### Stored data
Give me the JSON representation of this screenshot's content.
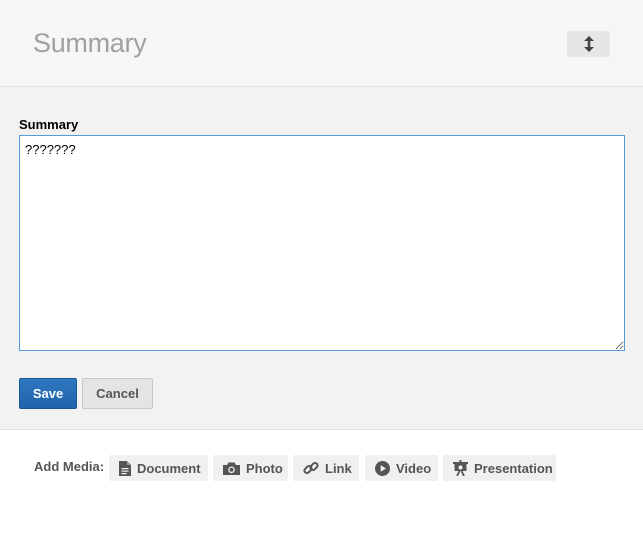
{
  "header": {
    "title": "Summary",
    "reorder_icon": "up-down-arrow-icon"
  },
  "form": {
    "field_label": "Summary",
    "textarea_value": "???????",
    "save_label": "Save",
    "cancel_label": "Cancel",
    "focus_color": "#5b9bd5",
    "save_color": "#2a70b8"
  },
  "media": {
    "label": "Add Media:",
    "buttons": [
      {
        "label": "Document",
        "icon": "document-icon"
      },
      {
        "label": "Photo",
        "icon": "camera-icon"
      },
      {
        "label": "Link",
        "icon": "link-icon"
      },
      {
        "label": "Video",
        "icon": "play-icon"
      },
      {
        "label": "Presentation",
        "icon": "presentation-icon"
      }
    ]
  }
}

### Description of the task
Each line in the data that holds the string "icon" should be found and copied.

### Solution for this task
    "reorder_icon": "up-down-arrow-icon"
        "icon": "document-icon"
        "icon": "camera-icon"
        "icon": "link-icon"
        "icon": "play-icon"
        "icon": "presentation-icon"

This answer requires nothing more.